Task to carry out:
Could you extract every entry below and reproduce it exactly?

Records provided:
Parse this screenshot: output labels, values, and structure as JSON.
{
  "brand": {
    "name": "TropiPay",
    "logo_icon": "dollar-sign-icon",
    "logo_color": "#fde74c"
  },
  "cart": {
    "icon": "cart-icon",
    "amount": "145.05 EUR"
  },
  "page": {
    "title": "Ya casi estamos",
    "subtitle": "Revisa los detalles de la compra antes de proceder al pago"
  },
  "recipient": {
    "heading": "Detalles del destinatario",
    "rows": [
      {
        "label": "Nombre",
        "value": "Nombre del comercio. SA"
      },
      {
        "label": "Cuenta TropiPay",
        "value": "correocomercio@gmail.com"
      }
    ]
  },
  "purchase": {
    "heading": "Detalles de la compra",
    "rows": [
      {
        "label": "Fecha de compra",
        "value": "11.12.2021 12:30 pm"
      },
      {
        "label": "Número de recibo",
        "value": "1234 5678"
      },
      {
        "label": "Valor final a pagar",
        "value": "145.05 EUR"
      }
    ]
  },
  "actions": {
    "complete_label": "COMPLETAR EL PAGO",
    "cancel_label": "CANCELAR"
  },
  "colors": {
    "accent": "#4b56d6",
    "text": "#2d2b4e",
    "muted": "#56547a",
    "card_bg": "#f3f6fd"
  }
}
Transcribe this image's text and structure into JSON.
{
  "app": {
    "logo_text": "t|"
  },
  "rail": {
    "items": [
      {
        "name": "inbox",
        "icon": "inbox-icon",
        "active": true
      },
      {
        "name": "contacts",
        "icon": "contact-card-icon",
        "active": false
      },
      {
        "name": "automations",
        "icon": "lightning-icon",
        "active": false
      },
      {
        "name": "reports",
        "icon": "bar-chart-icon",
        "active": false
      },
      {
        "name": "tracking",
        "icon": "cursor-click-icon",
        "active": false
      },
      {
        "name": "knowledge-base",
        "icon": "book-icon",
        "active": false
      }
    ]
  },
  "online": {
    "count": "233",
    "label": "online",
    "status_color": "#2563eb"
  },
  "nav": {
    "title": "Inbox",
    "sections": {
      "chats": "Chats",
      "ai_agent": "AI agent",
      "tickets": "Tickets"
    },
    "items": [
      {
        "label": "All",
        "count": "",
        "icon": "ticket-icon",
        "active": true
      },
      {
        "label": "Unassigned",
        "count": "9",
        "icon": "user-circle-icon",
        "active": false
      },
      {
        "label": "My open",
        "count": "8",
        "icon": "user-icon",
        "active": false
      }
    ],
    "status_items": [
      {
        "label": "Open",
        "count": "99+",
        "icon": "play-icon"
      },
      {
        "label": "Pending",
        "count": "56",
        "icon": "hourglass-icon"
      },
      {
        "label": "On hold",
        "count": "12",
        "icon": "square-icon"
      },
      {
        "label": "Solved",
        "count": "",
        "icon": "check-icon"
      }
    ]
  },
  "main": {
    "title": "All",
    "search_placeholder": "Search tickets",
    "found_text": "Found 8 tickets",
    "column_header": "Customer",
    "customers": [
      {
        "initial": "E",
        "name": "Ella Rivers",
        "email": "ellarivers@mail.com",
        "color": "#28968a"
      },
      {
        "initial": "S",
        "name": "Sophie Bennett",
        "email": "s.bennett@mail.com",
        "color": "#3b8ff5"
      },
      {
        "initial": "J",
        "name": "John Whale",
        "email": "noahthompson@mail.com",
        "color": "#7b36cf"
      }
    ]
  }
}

The completed task:
Parse this screenshot: output labels, values, and structure as JSON.
{
  "brand": {
    "name": "TropiPay",
    "logo_icon": "dollar-sign-icon",
    "logo_color": "#fde74c"
  },
  "cart": {
    "icon": "cart-icon",
    "amount": "145.05 EUR"
  },
  "page": {
    "title": "Ya casi estamos",
    "subtitle": "Revisa los detalles de la compra antes de proceder al pago"
  },
  "recipient": {
    "heading": "Detalles del destinatario",
    "rows": [
      {
        "label": "Nombre",
        "value": "Nombre del comercio. SA"
      },
      {
        "label": "Cuenta TropiPay",
        "value": "correocomercio@gmail.com"
      }
    ]
  },
  "purchase": {
    "heading": "Detalles de la compra",
    "rows": [
      {
        "label": "Fecha de compra",
        "value": "11.12.2021 12:30 pm"
      },
      {
        "label": "Número de recibo",
        "value": "1234 5678"
      },
      {
        "label": "Valor final a pagar",
        "value": "145.05 EUR"
      }
    ]
  },
  "actions": {
    "complete_label": "COMPLETAR EL PAGO",
    "cancel_label": "CANCELAR"
  },
  "colors": {
    "accent": "#4b56d6",
    "text": "#2d2b4e",
    "muted": "#56547a",
    "card_bg": "#f3f6fd"
  }
}
Transcribe this image's text and structure into JSON.
{
  "app": {
    "logo_text": "t|"
  },
  "rail": {
    "items": [
      {
        "name": "inbox",
        "icon": "inbox-icon",
        "active": true
      },
      {
        "name": "contacts",
        "icon": "contact-card-icon",
        "active": false
      },
      {
        "name": "automations",
        "icon": "lightning-icon",
        "active": false
      },
      {
        "name": "reports",
        "icon": "bar-chart-icon",
        "active": false
      },
      {
        "name": "tracking",
        "icon": "cursor-click-icon",
        "active": false
      },
      {
        "name": "knowledge-base",
        "icon": "book-icon",
        "active": false
      }
    ]
  },
  "online": {
    "count": "233",
    "label": "online",
    "status_color": "#2563eb"
  },
  "nav": {
    "title": "Inbox",
    "sections": {
      "chats": "Chats",
      "ai_agent": "AI agent",
      "tickets": "Tickets"
    },
    "items": [
      {
        "label": "All",
        "count": "",
        "icon": "ticket-icon",
        "active": true
      },
      {
        "label": "Unassigned",
        "count": "9",
        "icon": "user-circle-icon",
        "active": false
      },
      {
        "label": "My open",
        "count": "8",
        "icon": "user-icon",
        "active": false
      }
    ],
    "status_items": [
      {
        "label": "Open",
        "count": "99+",
        "icon": "play-icon"
      },
      {
        "label": "Pending",
        "count": "56",
        "icon": "hourglass-icon"
      },
      {
        "label": "On hold",
        "count": "12",
        "icon": "square-icon"
      },
      {
        "label": "Solved",
        "count": "",
        "icon": "check-icon"
      }
    ]
  },
  "main": {
    "title": "All",
    "search_placeholder": "Search tickets",
    "found_text": "Found 8 tickets",
    "column_header": "Customer",
    "customers": [
      {
        "initial": "E",
        "name": "Ella Rivers",
        "email": "ellarivers@mail.com",
        "color": "#28968a"
      },
      {
        "initial": "S",
        "name": "Sophie Bennett",
        "email": "s.bennett@mail.com",
        "color": "#3b8ff5"
      },
      {
        "initial": "J",
        "name": "John Whale",
        "email": "noahthompson@mail.com",
        "color": "#7b36cf"
      }
    ]
  }
}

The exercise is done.